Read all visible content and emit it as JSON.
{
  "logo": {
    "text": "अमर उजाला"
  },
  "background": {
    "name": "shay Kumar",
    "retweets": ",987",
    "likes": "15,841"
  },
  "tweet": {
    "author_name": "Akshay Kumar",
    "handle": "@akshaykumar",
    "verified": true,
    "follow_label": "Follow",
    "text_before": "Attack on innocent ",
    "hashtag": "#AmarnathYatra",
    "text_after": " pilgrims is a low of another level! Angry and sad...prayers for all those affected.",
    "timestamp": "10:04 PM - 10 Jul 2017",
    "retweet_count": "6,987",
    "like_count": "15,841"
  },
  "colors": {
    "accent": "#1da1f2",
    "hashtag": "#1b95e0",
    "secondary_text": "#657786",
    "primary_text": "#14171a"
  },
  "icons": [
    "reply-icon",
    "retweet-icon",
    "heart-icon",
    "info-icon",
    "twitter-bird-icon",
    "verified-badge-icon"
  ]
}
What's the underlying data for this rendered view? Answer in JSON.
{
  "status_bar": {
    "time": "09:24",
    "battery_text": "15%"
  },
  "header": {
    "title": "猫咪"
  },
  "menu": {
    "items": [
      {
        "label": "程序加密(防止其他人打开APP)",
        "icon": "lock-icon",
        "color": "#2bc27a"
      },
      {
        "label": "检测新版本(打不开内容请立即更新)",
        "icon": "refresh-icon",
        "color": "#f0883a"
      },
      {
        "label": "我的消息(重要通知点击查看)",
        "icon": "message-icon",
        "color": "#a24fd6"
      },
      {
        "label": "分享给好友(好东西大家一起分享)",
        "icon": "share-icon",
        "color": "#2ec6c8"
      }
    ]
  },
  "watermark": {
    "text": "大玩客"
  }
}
□ □ □ □ □ □ □
WRITTEN TASK: Reproduce the material precisely, including every line.

THE ANSWER:
Read all visible content and emit it as JSON.
{
  "logo": {
    "text": "अमर उजाला"
  },
  "background": {
    "name": "shay Kumar",
    "retweets": ",987",
    "likes": "15,841"
  },
  "tweet": {
    "author_name": "Akshay Kumar",
    "handle": "@akshaykumar",
    "verified": true,
    "follow_label": "Follow",
    "text_before": "Attack on innocent ",
    "hashtag": "#AmarnathYatra",
    "text_after": " pilgrims is a low of another level! Angry and sad...prayers for all those affected.",
    "timestamp": "10:04 PM - 10 Jul 2017",
    "retweet_count": "6,987",
    "like_count": "15,841"
  },
  "colors": {
    "accent": "#1da1f2",
    "hashtag": "#1b95e0",
    "secondary_text": "#657786",
    "primary_text": "#14171a"
  },
  "icons": [
    "reply-icon",
    "retweet-icon",
    "heart-icon",
    "info-icon",
    "twitter-bird-icon",
    "verified-badge-icon"
  ]
}
What's the underlying data for this rendered view? Answer in JSON.
{
  "status_bar": {
    "time": "09:24",
    "battery_text": "15%"
  },
  "header": {
    "title": "猫咪"
  },
  "menu": {
    "items": [
      {
        "label": "程序加密(防止其他人打开APP)",
        "icon": "lock-icon",
        "color": "#2bc27a"
      },
      {
        "label": "检测新版本(打不开内容请立即更新)",
        "icon": "refresh-icon",
        "color": "#f0883a"
      },
      {
        "label": "我的消息(重要通知点击查看)",
        "icon": "message-icon",
        "color": "#a24fd6"
      },
      {
        "label": "分享给好友(好东西大家一起分享)",
        "icon": "share-icon",
        "color": "#2ec6c8"
      }
    ]
  },
  "watermark": {
    "text": "大玩客"
  }
}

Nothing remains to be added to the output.